======== DOCUMENT PASSAGE ========

The History of California Beer: LA’s First Brewery

Leave it to a historian to analyze a beloved subject ad nauseum. Admittedly writing a thesis on California brewing has proven to be a slow process; the twin difficulties of little oversight from faculty advisors and lack of inertia equals many nights staring at the word processor with glazed eyes, hoping for that magic moment of inspiration to hit. Rather than twiddle my thumbs I’d like to share some of my research findings that are part of the bigger tale that is Los Angeles brewing. And what better time to look at a Los Angeles Beer History than with LA Beer Week #6 right around the corner!  That said, let’s do a little digging in the sands of time…

LA’s First Brewery

The location of the New York Brewery, 1887 LA Survey Map

The location of the New York Brewery, 1887 LA Survey Map

Finding the first brewing facility in Los Angeles proved to be slightly difficult; but several sources cite the New York Brewery as the first in the city. Hubert Howe Bancroft, an early historian of the American west, cites in his Works: History of California, Vol. 24 [published in 1890]:

The difficulty in introducing malt liquor in good condition gave zest to the business, and breweries spread in all directions, from Stockton and Marysville in 1851 and 1852 to Plumas and Los Angeles in 1854, and to all larger towns.” (Works, Vol. 24, p. 85-86)

The name of the brewery and its potential owner is shown in another book, published in Oakland in 1880, covering the broad history of Los Angeles. In it, Christopher Kuhn is listed as the owner of the first established brewery in the city, and specifically it mentions “lager beer” as the object of his manufacture. By the year of the book’s publishing, it appears that New York Brewery changed ownership to a gentleman by the name of Philip Lauth. By 1881 there were approximately 350 breweries on the west coast, with a capital value of 3.7 million dollars and a production value of over 4.5 million dollars, ninety percent of which was attributable to California. Whereas early Californians had to have their beer shipped to them from out of state, or the nation, by the 1880s we exported over 4,000 barrels of beer, out of the Golden State; a drop in the proverbial bucket today, but impressive considering the lack of efficient transport systems and refrigeration. San Francisco reigned supreme as the California brewing city, hosting only 38 breweries altogether, but produced nearly half of the state’s beer at 280,000 BBLs. The price of a barrel in 1881? Seven dollars and fifty cents.

========

● **REQUIRED WORK**: Please return everything from "The difficulty in" down to "24, p. 85-86)" in the passage on Los Angeles's first brewery, copied verbatim.

======== PROVIDED MATERIAL ========

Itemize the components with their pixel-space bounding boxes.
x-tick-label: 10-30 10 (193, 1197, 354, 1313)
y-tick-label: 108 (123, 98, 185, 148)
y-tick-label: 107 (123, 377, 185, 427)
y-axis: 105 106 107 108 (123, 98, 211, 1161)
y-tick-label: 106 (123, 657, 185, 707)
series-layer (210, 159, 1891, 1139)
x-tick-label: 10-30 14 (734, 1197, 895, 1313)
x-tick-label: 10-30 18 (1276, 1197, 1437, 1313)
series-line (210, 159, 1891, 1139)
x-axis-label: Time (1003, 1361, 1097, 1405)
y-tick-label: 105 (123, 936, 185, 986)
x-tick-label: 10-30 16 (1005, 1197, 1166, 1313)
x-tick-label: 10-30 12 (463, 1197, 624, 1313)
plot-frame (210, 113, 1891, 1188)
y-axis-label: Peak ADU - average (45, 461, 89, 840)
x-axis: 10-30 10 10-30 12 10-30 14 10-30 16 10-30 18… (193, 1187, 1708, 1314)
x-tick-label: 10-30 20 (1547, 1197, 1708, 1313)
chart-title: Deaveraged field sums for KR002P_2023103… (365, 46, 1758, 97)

========

● **IN RESPONSE**:
The difficulty in introducing malt liquor in good condition gave zest to the business, and breweries spread in all directions, from Stockton and Marysville in 1851 and 1852 to Plumas and Los Angeles in 1854, and to all larger towns.” (Works, Vol. 24, p. 85-86)